* **Work required**: Give the data below again, word for word.

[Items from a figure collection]
■ ■ ■

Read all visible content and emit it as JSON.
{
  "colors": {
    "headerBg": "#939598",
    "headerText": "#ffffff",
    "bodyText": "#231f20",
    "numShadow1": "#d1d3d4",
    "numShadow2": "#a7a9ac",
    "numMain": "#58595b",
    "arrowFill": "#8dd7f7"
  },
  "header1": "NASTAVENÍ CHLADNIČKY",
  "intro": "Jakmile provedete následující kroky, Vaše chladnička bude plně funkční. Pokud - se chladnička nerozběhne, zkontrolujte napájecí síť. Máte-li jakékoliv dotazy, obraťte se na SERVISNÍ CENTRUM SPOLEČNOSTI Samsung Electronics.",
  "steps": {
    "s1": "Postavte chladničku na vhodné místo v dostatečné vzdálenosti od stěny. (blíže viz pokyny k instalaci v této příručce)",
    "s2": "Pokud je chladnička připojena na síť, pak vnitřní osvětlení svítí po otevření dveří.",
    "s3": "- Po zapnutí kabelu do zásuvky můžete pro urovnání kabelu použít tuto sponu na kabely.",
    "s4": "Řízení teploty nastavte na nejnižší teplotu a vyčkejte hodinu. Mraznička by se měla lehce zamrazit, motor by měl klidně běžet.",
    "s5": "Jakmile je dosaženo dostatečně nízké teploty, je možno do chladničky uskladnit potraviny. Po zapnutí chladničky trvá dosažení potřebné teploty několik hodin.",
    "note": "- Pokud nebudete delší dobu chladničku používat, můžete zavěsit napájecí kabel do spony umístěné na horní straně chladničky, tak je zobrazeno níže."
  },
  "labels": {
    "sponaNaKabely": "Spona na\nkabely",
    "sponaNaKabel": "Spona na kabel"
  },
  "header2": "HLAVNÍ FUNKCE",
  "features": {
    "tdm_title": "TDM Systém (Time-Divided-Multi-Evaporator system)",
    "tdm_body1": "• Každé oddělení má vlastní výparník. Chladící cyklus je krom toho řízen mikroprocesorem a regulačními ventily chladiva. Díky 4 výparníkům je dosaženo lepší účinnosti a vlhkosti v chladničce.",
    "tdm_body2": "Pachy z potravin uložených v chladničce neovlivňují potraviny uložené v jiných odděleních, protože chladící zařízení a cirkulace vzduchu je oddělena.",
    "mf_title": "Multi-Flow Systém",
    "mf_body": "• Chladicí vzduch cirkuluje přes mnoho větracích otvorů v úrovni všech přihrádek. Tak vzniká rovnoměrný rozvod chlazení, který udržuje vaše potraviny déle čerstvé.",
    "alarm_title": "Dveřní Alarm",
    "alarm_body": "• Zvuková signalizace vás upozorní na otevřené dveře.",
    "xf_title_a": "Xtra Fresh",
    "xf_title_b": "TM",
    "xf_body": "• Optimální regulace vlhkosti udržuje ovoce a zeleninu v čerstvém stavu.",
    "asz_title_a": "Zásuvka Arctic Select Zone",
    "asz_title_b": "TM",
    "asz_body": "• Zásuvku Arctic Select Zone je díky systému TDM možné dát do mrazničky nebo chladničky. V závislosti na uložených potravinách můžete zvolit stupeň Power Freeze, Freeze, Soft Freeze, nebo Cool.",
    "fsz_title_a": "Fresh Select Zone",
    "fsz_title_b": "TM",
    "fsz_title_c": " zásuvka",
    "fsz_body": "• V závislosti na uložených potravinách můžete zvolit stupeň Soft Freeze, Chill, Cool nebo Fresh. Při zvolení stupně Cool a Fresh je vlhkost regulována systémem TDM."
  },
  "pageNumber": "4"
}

■ ■ ■

* **Written response**:
Read all visible content and emit it as JSON.
{
  "colors": {
    "headerBg": "#939598",
    "headerText": "#ffffff",
    "bodyText": "#231f20",
    "numShadow1": "#d1d3d4",
    "numShadow2": "#a7a9ac",
    "numMain": "#58595b",
    "arrowFill": "#8dd7f7"
  },
  "header1": "NASTAVENÍ CHLADNIČKY",
  "intro": "Jakmile provedete následující kroky, Vaše chladnička bude plně funkční. Pokud - se chladnička nerozběhne, zkontrolujte napájecí síť. Máte-li jakékoliv dotazy, obraťte se na SERVISNÍ CENTRUM SPOLEČNOSTI Samsung Electronics.",
  "steps": {
    "s1": "Postavte chladničku na vhodné místo v dostatečné vzdálenosti od stěny. (blíže viz pokyny k instalaci v této příručce)",
    "s2": "Pokud je chladnička připojena na síť, pak vnitřní osvětlení svítí po otevření dveří.",
    "s3": "- Po zapnutí kabelu do zásuvky můžete pro urovnání kabelu použít tuto sponu na kabely.",
    "s4": "Řízení teploty nastavte na nejnižší teplotu a vyčkejte hodinu. Mraznička by se měla lehce zamrazit, motor by měl klidně běžet.",
    "s5": "Jakmile je dosaženo dostatečně nízké teploty, je možno do chladničky uskladnit potraviny. Po zapnutí chladničky trvá dosažení potřebné teploty několik hodin.",
    "note": "- Pokud nebudete delší dobu chladničku používat, můžete zavěsit napájecí kabel do spony umístěné na horní straně chladničky, tak je zobrazeno níže."
  },
  "labels": {
    "sponaNaKabely": "Spona na\nkabely",
    "sponaNaKabel": "Spona na kabel"
  },
  "header2": "HLAVNÍ FUNKCE",
  "features": {
    "tdm_title": "TDM Systém (Time-Divided-Multi-Evaporator system)",
    "tdm_body1": "• Každé oddělení má vlastní výparník. Chladící cyklus je krom toho řízen mikroprocesorem a regulačními ventily chladiva. Díky 4 výparníkům je dosaženo lepší účinnosti a vlhkosti v chladničce.",
    "tdm_body2": "Pachy z potravin uložených v chladničce neovlivňují potraviny uložené v jiných odděleních, protože chladící zařízení a cirkulace vzduchu je oddělena.",
    "mf_title": "Multi-Flow Systém",
    "mf_body": "• Chladicí vzduch cirkuluje přes mnoho větracích otvorů v úrovni všech přihrádek. Tak vzniká rovnoměrný rozvod chlazení, který udržuje vaše potraviny déle čerstvé.",
    "alarm_title": "Dveřní Alarm",
    "alarm_body": "• Zvuková signalizace vás upozorní na otevřené dveře.",
    "xf_title_a": "Xtra Fresh",
    "xf_title_b": "TM",
    "xf_body": "• Optimální regulace vlhkosti udržuje ovoce a zeleninu v čerstvém stavu.",
    "asz_title_a": "Zásuvka Arctic Select Zone",
    "asz_title_b": "TM",
    "asz_body": "• Zásuvku Arctic Select Zone je díky systému TDM možné dát do mrazničky nebo chladničky. V závislosti na uložených potravinách můžete zvolit stupeň Power Freeze, Freeze, Soft Freeze, nebo Cool.",
    "fsz_title_a": "Fresh Select Zone",
    "fsz_title_b": "TM",
    "fsz_title_c": " zásuvka",
    "fsz_body": "• V závislosti na uložených potravinách můžete zvolit stupeň Soft Freeze, Chill, Cool nebo Fresh. Při zvolení stupně Cool a Fresh je vlhkost regulována systémem TDM."
  },
  "pageNumber": "4"
}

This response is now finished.